Direction> Omit any picture, and return the remaining data exactly as written.

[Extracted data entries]

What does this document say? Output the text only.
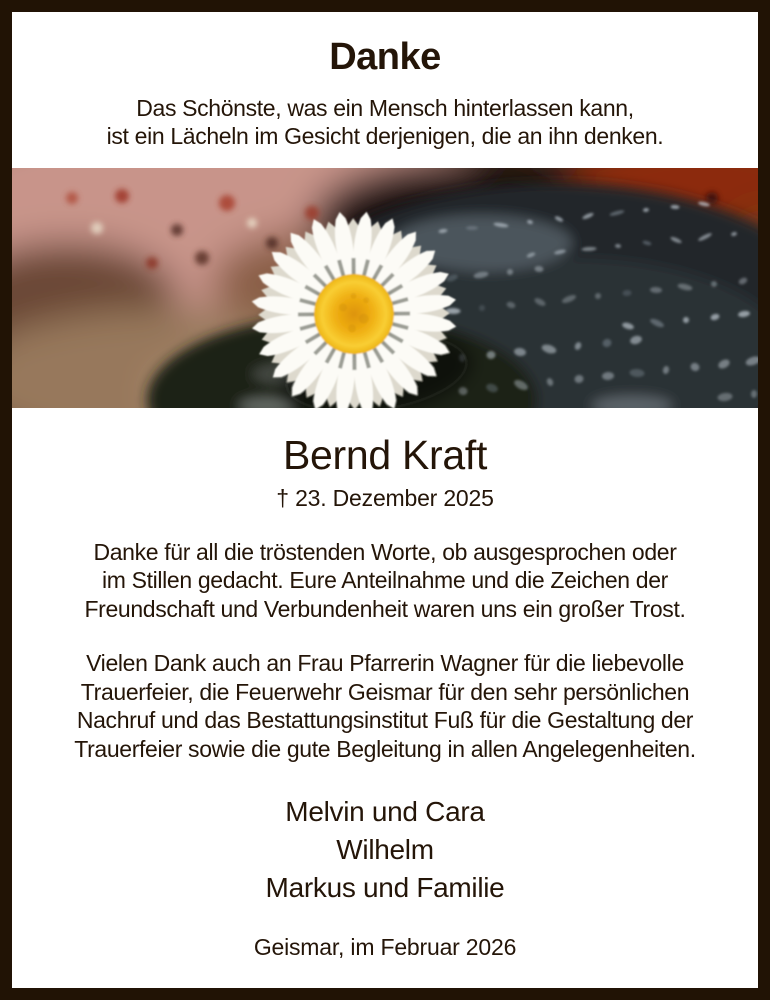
Danke
Das Schönste, was ein Mensch hinterlassen kann,
ist ein Lächeln im Gesicht derjenigen, die an ihn denken.
Bernd Kraft
† 23. Dezember 2025
Danke für all die tröstenden Worte, ob ausgesprochen oder
im Stillen gedacht. Eure Anteilnahme und die Zeichen der
Freundschaft und Verbundenheit waren uns ein großer Trost.
Vielen Dank auch an Frau Pfarrerin Wagner für die liebevolle
Trauerfeier, die Feuerwehr Geismar für den sehr persönlichen
Nachruf und das Bestattungsinstitut Fuß für die Gestaltung der
Trauerfeier sowie die gute Begleitung in allen Angelegenheiten.
Melvin und Cara
Wilhelm
Markus und Familie
Geismar, im Februar 2026
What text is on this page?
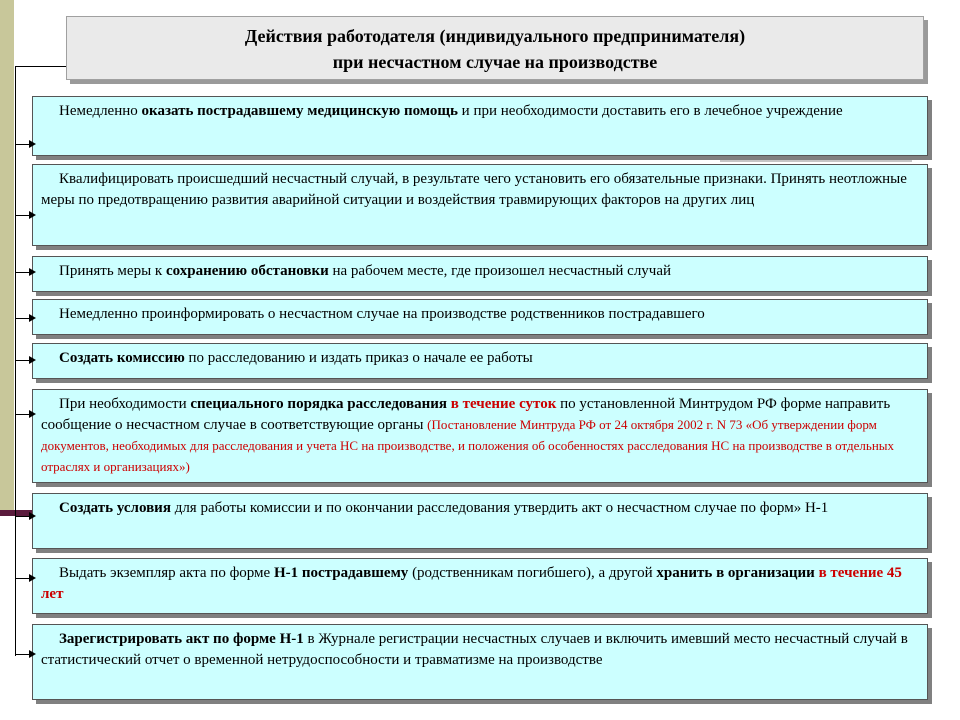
Действия работодателя (индивидуального предпринимателя)
при несчастном случае на производстве
Немедленно оказать пострадавшему медицинскую помощь и при необходимости доставить его в лечебное учреждение
Квалифицировать происшедший несчастный случай, в результате чего установить его обязательные признаки. Принять неотложные меры по предотвращению развития аварийной ситуации и воздействия травмирующих факторов на других лиц
Принять меры к сохранению обстановки на рабочем месте, где произошел несчастный случай
Немедленно проинформировать о несчастном случае на производстве родственников пострадавшего
Создать комиссию по расследованию и издать приказ о начале ее работы
При необходимости специального порядка расследования в течение суток по установленной Минтрудом РФ форме направить сообщение о несчастном случае в соответствующие органы (Постановление Минтруда РФ от 24 октября 2002 г. N 73 «Об утверждении форм документов, необходимых для расследования и учета НС на производстве, и положения об особенностях расследования НС на производстве в отдельных отраслях и организациях»)
Создать условия для работы комиссии и по окончании расследования утвердить акт о несчастном случае по форм» Н-1
Выдать экземпляр акта по форме Н-1 пострадавшему (родственникам погибшего), а другой хранить в организации в течение 45 лет
Зарегистрировать акт по форме Н-1 в Журнале регистрации несчастных случаев и включить имевший место несчастный случай в статистический отчет о временной нетрудоспособности и травматизме на производстве
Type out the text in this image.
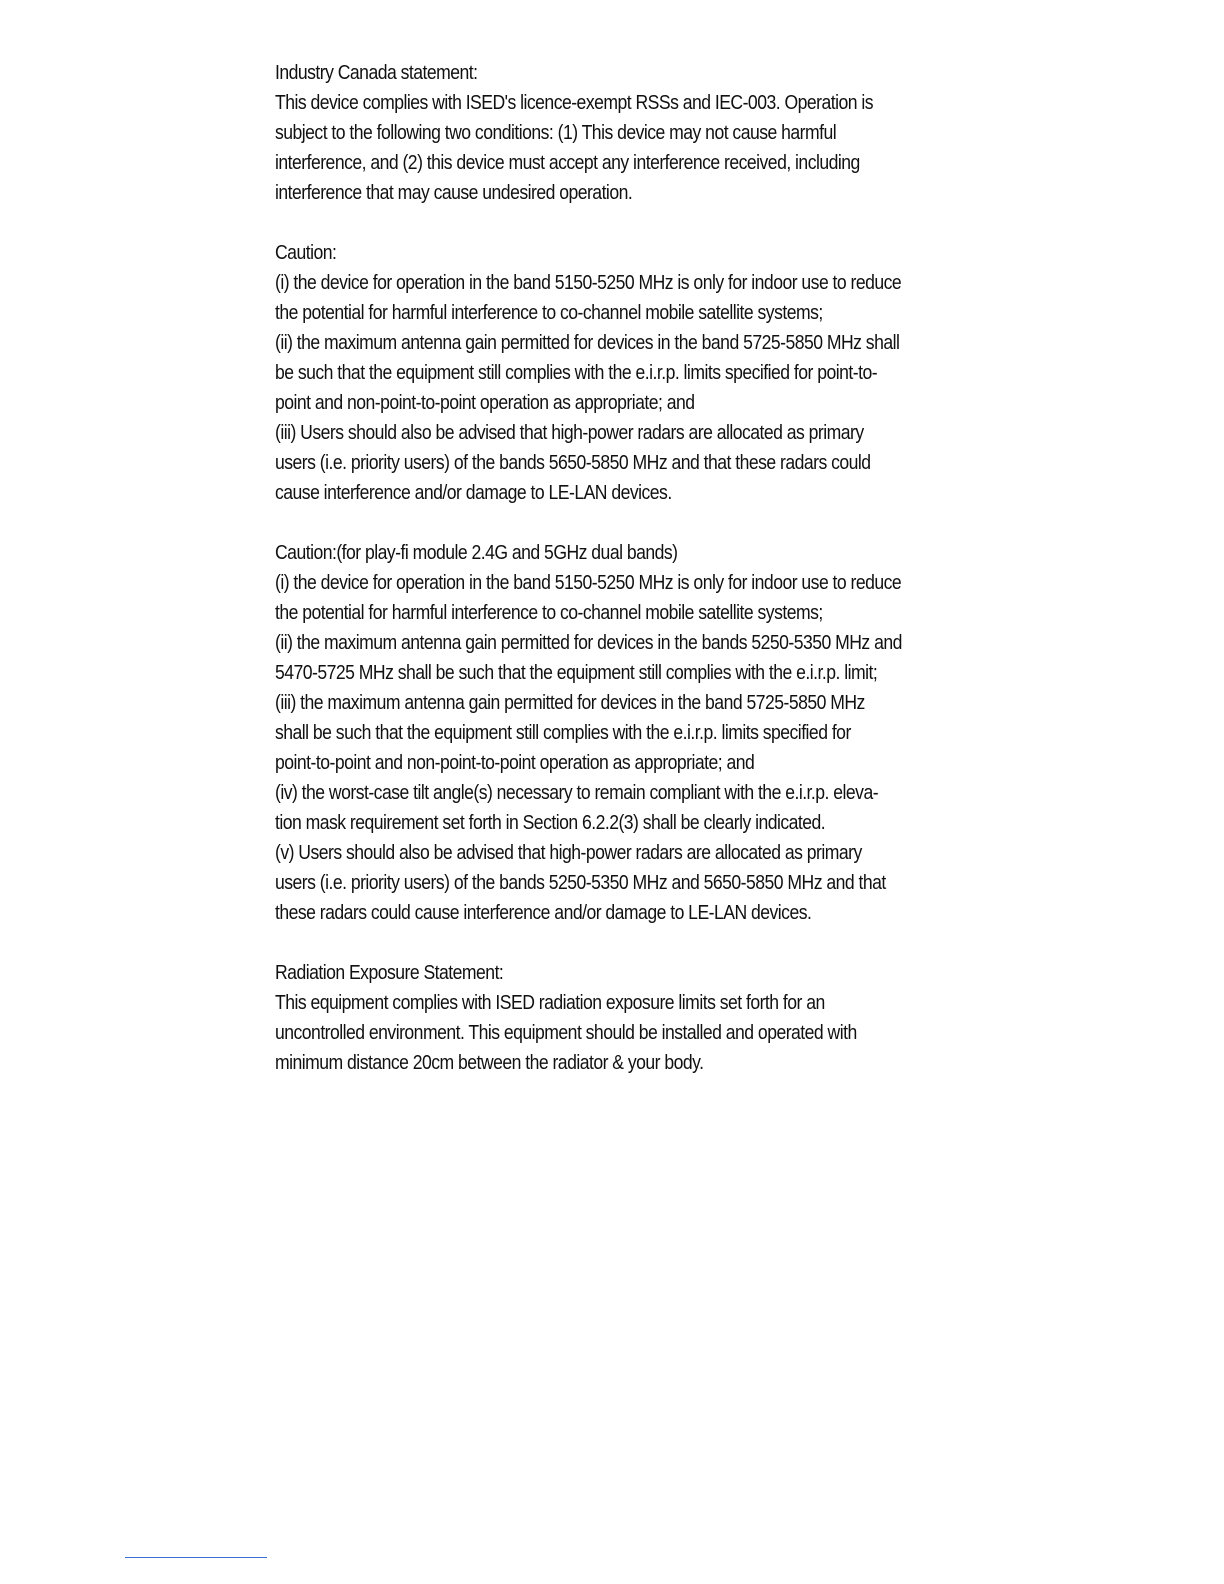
Industry Canada statement:
This device complies with ISED's licence-exempt RSSs and IEC-003. Operation is
subject to the following two conditions: (1) This device may not cause harmful
interference, and (2) this device must accept any interference received, including
interference that may cause undesired operation.
Caution:
(i) the device for operation in the band 5150-5250 MHz is only for indoor use to reduce
the potential for harmful interference to co-channel mobile satellite systems;
(ii) the maximum antenna gain permitted for devices in the band 5725-5850 MHz shall
be such that the equipment still complies with the e.i.r.p. limits specified for point-to-
point and non-point-to-point operation as appropriate; and
(iii) Users should also be advised that high-power radars are allocated as primary
users (i.e. priority users) of the bands 5650-5850 MHz and that these radars could
cause interference and/or damage to LE-LAN devices.
Caution:(for play-fi module 2.4G and 5GHz dual bands)
(i) the device for operation in the band 5150-5250 MHz is only for indoor use to reduce
the potential for harmful interference to co-channel mobile satellite systems;
(ii) the maximum antenna gain permitted for devices in the bands 5250-5350 MHz and
5470-5725 MHz shall be such that the equipment still complies with the e.i.r.p. limit;
(iii) the maximum antenna gain permitted for devices in the band 5725-5850 MHz
shall be such that the equipment still complies with the e.i.r.p. limits specified for
point-to-point and non-point-to-point operation as appropriate; and
(iv) the worst-case tilt angle(s) necessary to remain compliant with the e.i.r.p. eleva-
tion mask requirement set forth in Section 6.2.2(3) shall be clearly indicated.
(v) Users should also be advised that high-power radars are allocated as primary
users (i.e. priority users) of the bands 5250-5350 MHz and 5650-5850 MHz and that
these radars could cause interference and/or damage to LE-LAN devices.
Radiation Exposure Statement:
This equipment complies with ISED radiation exposure limits set forth for an
uncontrolled environment. This equipment should be installed and operated with
minimum distance 20cm between the radiator & your body.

Right answer>
What does this document say? Output the text only.
Danke
Das Schönste, was ein Mensch hinterlassen kann,
ist ein Lächeln im Gesicht derjenigen, die an ihn denken.
Bernd Kraft
† 23. Dezember 2025
Danke für all die tröstenden Worte, ob ausgesprochen oder
im Stillen gedacht. Eure Anteilnahme und die Zeichen der
Freundschaft und Verbundenheit waren uns ein großer Trost.
Vielen Dank auch an Frau Pfarrerin Wagner für die liebevolle
Trauerfeier, die Feuerwehr Geismar für den sehr persönlichen
Nachruf und das Bestattungsinstitut Fuß für die Gestaltung der
Trauerfeier sowie die gute Begleitung in allen Angelegenheiten.
Melvin und Cara
Wilhelm
Markus und Familie
Geismar, im Februar 2026
What text is on this page?
Действия работодателя (индивидуального предпринимателя)
при несчастном случае на производстве
Немедленно оказать пострадавшему медицинскую помощь и при необходимости доставить его в лечебное учреждение
Квалифицировать происшедший несчастный случай, в результате чего установить его обязательные признаки. Принять неотложные меры по предотвращению развития аварийной ситуации и воздействия травмирующих факторов на других лиц
Принять меры к сохранению обстановки на рабочем месте, где произошел несчастный случай
Немедленно проинформировать о несчастном случае на производстве родственников пострадавшего
Создать комиссию по расследованию и издать приказ о начале ее работы
При необходимости специального порядка расследования в течение суток по установленной Минтрудом РФ форме направить сообщение о несчастном случае в соответствующие органы (Постановление Минтруда РФ от 24 октября 2002 г. N 73 «Об утверждении форм документов, необходимых для расследования и учета НС на производстве, и положения об особенностях расследования НС на производстве в отдельных отраслях и организациях»)
Создать условия для работы комиссии и по окончании расследования утвердить акт о несчастном случае по форм» Н-1
Выдать экземпляр акта по форме Н-1 пострадавшему (родственникам погибшего), а другой хранить в организации в течение 45 лет
Зарегистрировать акт по форме Н-1 в Журнале регистрации несчастных случаев и включить имевший место несчастный случай в статистический отчет о временной нетрудоспособности и травматизме на производстве
Type out the text in this image.
Industry Canada statement:
This device complies with ISED's licence-exempt RSSs and IEC-003. Operation is
subject to the following two conditions: (1) This device may not cause harmful
interference, and (2) this device must accept any interference received, including
interference that may cause undesired operation.
Caution:
(i) the device for operation in the band 5150-5250 MHz is only for indoor use to reduce
the potential for harmful interference to co-channel mobile satellite systems;
(ii) the maximum antenna gain permitted for devices in the band 5725-5850 MHz shall
be such that the equipment still complies with the e.i.r.p. limits specified for point-to-
point and non-point-to-point operation as appropriate; and
(iii) Users should also be advised that high-power radars are allocated as primary
users (i.e. priority users) of the bands 5650-5850 MHz and that these radars could
cause interference and/or damage to LE-LAN devices.
Caution:(for play-fi module 2.4G and 5GHz dual bands)
(i) the device for operation in the band 5150-5250 MHz is only for indoor use to reduce
the potential for harmful interference to co-channel mobile satellite systems;
(ii) the maximum antenna gain permitted for devices in the bands 5250-5350 MHz and
5470-5725 MHz shall be such that the equipment still complies with the e.i.r.p. limit;
(iii) the maximum antenna gain permitted for devices in the band 5725-5850 MHz
shall be such that the equipment still complies with the e.i.r.p. limits specified for
point-to-point and non-point-to-point operation as appropriate; and
(iv) the worst-case tilt angle(s) necessary to remain compliant with the e.i.r.p. eleva-
tion mask requirement set forth in Section 6.2.2(3) shall be clearly indicated.
(v) Users should also be advised that high-power radars are allocated as primary
users (i.e. priority users) of the bands 5250-5350 MHz and 5650-5850 MHz and that
these radars could cause interference and/or damage to LE-LAN devices.
Radiation Exposure Statement:
This equipment complies with ISED radiation exposure limits set forth for an
uncontrolled environment. This equipment should be installed and operated with
minimum distance 20cm between the radiator & your body.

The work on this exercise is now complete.